SHORT TASK » Wherever a line below holds the word "Parthenolecanium", copy that line.

[Stored items]
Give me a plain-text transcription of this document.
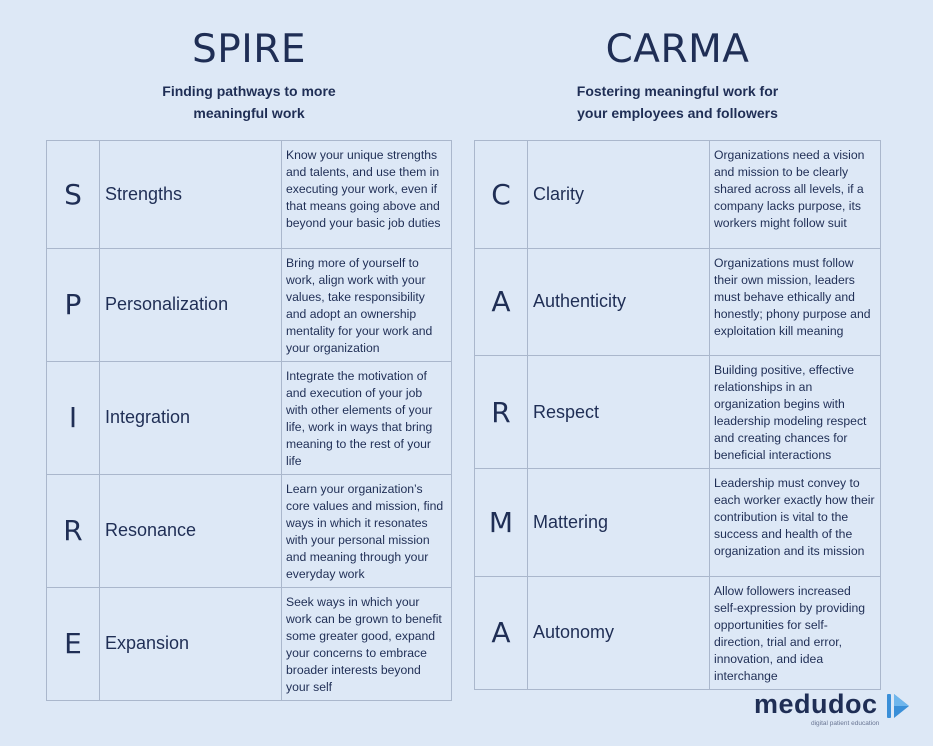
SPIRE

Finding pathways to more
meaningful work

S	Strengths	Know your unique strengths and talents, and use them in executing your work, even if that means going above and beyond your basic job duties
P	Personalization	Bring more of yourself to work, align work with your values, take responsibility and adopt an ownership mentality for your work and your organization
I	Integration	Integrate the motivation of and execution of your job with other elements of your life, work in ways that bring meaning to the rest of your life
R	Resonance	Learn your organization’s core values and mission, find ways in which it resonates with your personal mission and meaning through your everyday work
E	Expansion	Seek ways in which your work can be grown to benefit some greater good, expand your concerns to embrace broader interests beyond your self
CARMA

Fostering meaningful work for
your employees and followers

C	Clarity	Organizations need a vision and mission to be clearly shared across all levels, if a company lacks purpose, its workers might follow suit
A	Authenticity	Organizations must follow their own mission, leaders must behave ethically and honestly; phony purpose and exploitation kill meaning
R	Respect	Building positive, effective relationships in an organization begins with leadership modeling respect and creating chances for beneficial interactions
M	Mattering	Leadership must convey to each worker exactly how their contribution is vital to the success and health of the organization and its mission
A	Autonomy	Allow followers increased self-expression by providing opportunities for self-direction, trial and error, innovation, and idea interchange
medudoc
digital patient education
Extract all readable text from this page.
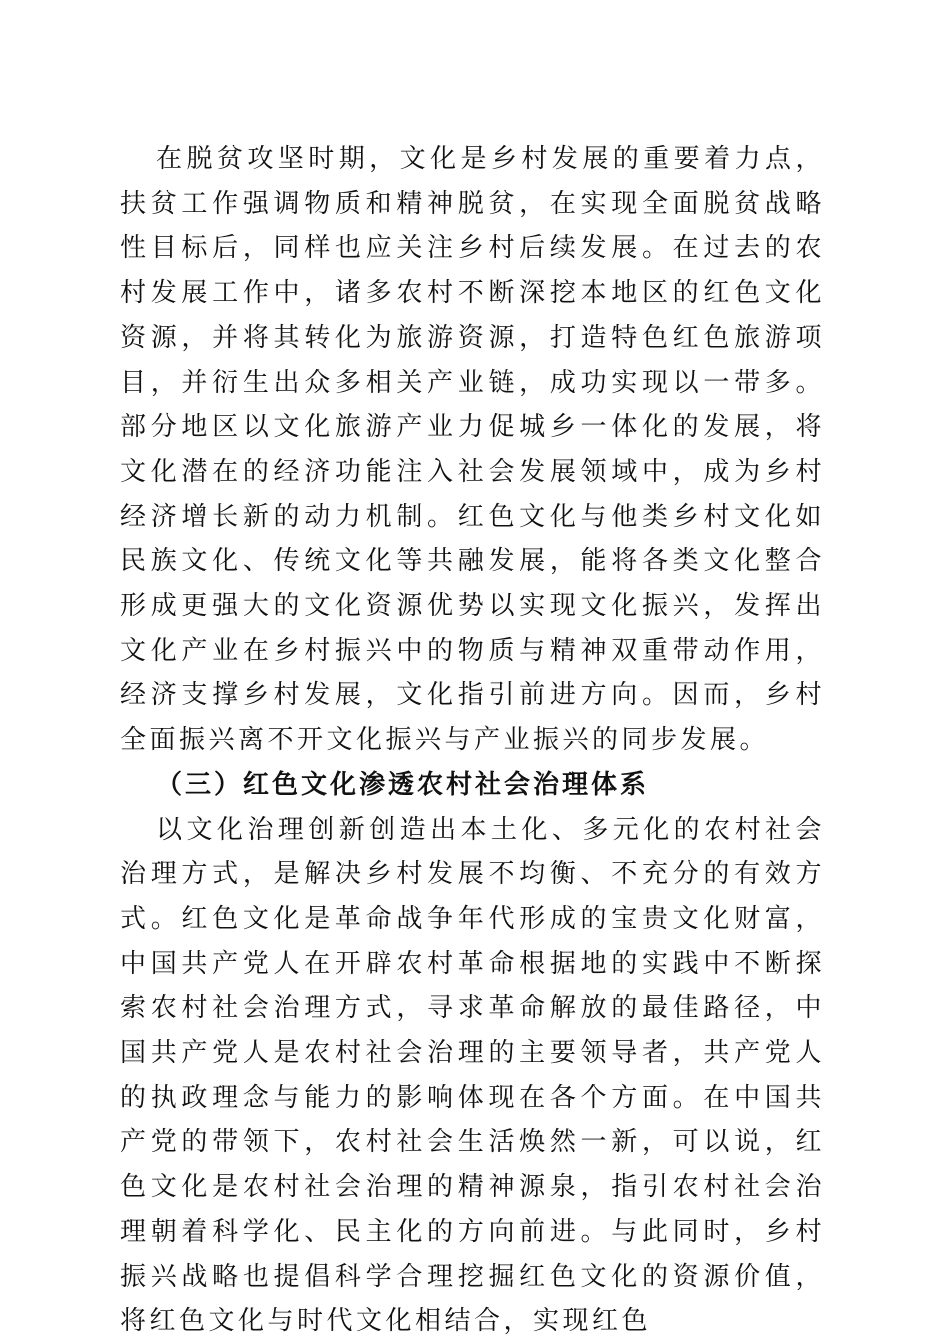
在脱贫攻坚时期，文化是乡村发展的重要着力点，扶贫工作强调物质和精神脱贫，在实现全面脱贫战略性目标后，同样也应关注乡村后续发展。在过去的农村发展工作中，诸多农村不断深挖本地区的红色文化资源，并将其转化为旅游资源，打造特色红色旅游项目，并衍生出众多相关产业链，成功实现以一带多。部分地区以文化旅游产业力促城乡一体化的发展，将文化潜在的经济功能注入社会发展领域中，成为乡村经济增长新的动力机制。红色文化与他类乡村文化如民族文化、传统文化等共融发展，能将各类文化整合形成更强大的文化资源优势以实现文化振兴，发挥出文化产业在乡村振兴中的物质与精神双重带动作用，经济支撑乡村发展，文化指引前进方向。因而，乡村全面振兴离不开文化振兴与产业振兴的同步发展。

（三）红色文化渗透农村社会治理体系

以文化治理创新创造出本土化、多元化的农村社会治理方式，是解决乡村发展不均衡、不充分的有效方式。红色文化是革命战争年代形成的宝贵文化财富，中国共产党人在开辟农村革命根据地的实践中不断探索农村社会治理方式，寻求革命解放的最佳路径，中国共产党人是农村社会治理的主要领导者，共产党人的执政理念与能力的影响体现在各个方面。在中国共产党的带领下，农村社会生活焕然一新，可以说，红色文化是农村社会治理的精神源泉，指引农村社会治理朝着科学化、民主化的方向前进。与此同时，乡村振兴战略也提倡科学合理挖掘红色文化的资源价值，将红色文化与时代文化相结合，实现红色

==

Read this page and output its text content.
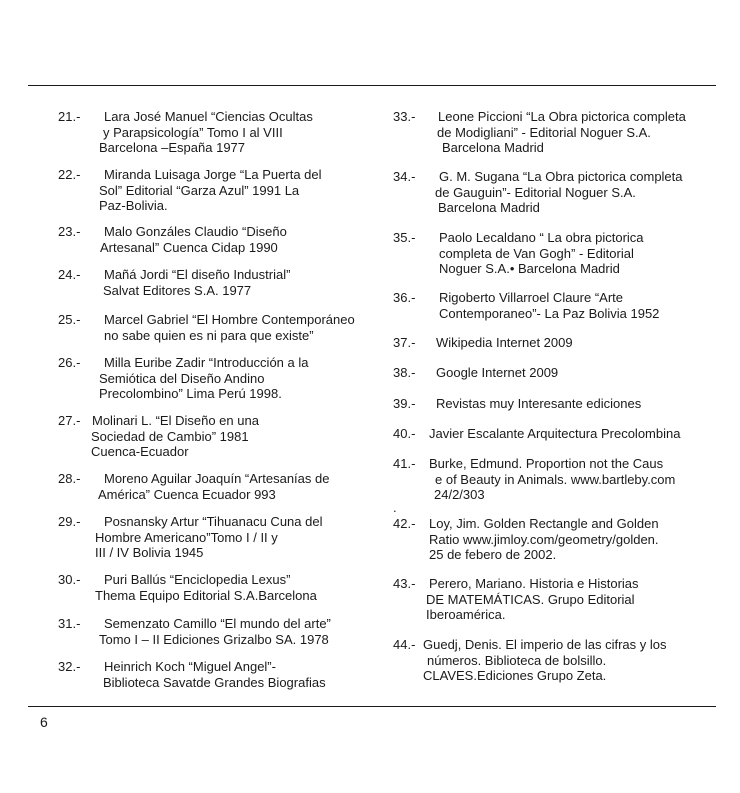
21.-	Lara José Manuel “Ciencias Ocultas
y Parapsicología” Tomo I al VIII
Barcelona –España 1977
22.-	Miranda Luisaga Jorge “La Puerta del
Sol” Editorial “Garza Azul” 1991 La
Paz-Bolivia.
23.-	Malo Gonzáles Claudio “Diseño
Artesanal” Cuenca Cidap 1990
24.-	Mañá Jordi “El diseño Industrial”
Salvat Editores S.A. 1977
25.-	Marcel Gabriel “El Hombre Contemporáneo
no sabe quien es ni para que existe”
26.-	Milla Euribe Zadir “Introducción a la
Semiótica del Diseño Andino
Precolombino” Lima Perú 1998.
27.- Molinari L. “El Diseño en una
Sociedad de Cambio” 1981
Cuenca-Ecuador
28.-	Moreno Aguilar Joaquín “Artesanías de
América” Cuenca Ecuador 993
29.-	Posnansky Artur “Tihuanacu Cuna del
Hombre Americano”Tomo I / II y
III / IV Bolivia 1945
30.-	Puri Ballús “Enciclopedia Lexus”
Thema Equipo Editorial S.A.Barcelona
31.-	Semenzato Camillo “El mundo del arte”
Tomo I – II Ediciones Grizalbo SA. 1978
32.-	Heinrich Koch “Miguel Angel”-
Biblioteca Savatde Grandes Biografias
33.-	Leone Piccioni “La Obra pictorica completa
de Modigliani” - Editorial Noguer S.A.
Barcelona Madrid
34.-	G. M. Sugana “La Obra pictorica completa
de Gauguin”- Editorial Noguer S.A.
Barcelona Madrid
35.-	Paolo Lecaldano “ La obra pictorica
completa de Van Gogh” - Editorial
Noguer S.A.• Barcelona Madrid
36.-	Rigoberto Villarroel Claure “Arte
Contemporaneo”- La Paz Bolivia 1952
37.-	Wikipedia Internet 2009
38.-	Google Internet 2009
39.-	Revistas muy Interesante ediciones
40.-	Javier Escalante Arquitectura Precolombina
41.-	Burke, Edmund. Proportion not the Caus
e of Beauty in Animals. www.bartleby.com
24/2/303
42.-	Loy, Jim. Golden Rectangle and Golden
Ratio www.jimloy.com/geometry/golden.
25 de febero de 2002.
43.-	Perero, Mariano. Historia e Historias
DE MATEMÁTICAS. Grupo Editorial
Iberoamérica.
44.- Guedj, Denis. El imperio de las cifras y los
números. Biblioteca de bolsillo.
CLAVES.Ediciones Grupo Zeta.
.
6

--

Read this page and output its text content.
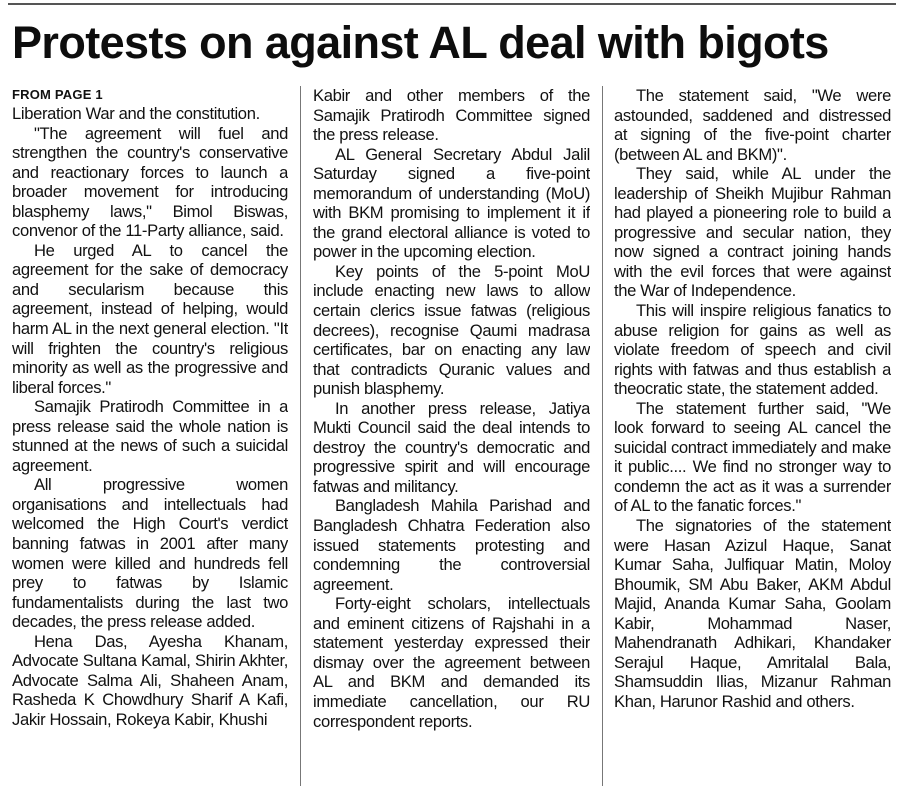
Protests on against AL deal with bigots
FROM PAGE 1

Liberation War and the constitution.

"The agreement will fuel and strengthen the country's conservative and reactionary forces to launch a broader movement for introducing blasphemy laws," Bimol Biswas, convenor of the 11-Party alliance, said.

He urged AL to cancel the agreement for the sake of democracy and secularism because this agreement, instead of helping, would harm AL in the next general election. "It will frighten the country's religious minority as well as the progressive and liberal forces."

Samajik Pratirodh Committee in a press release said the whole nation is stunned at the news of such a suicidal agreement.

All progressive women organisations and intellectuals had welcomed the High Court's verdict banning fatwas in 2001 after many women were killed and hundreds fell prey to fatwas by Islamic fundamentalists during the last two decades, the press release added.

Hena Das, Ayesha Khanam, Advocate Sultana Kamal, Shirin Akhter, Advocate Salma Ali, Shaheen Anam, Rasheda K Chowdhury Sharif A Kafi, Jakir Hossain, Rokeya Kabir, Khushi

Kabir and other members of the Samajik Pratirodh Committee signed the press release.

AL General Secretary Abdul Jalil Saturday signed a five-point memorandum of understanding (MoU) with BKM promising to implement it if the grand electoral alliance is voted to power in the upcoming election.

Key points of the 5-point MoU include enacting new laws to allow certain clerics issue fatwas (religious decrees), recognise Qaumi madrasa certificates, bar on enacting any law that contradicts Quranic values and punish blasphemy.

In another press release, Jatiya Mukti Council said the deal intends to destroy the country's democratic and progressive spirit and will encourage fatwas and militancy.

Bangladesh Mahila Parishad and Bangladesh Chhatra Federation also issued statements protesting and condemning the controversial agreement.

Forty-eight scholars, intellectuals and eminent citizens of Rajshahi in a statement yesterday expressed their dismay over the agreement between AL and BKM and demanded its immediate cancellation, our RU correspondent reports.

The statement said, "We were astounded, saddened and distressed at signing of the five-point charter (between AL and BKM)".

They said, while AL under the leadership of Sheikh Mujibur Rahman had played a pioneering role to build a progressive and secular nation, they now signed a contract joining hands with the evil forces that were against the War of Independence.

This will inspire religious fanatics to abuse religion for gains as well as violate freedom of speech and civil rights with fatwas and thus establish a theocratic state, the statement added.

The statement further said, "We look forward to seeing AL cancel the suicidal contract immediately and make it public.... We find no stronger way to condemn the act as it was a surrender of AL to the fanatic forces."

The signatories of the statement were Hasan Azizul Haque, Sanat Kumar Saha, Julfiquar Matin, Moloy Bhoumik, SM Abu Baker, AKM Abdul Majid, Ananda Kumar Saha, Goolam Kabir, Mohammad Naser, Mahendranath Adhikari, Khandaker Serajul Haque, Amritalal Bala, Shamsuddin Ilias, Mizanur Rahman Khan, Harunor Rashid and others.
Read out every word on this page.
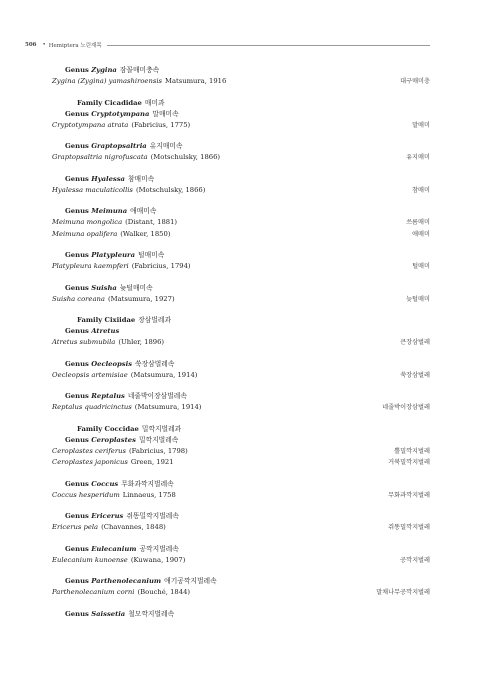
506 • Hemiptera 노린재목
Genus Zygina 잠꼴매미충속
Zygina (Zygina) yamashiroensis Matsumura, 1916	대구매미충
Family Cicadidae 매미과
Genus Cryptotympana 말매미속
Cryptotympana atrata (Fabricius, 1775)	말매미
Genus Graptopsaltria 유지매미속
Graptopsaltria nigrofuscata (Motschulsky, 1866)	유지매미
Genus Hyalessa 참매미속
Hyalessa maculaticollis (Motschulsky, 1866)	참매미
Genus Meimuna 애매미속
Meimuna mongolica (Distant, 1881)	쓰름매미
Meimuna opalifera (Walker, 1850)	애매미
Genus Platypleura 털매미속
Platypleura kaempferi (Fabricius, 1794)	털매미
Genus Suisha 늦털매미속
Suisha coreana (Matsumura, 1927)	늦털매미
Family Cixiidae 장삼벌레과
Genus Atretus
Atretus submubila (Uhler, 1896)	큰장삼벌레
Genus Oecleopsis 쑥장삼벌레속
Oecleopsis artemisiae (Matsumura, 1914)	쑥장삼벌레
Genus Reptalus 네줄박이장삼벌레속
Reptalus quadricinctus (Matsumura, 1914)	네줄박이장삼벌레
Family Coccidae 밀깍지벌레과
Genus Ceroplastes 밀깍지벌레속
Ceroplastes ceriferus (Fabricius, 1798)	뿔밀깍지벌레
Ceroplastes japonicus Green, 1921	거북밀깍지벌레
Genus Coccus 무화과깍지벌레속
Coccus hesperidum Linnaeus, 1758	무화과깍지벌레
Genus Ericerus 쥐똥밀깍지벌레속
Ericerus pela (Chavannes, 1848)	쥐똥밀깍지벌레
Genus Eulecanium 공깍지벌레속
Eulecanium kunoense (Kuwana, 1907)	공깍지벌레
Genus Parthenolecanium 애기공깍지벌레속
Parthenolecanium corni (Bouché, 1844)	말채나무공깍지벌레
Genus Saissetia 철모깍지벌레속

WRITTEN SOLUTION »
Genus Parthenolecanium 애기공깍지벌레속
Parthenolecanium corni (Bouché, 1844)	말채나무공깍지벌레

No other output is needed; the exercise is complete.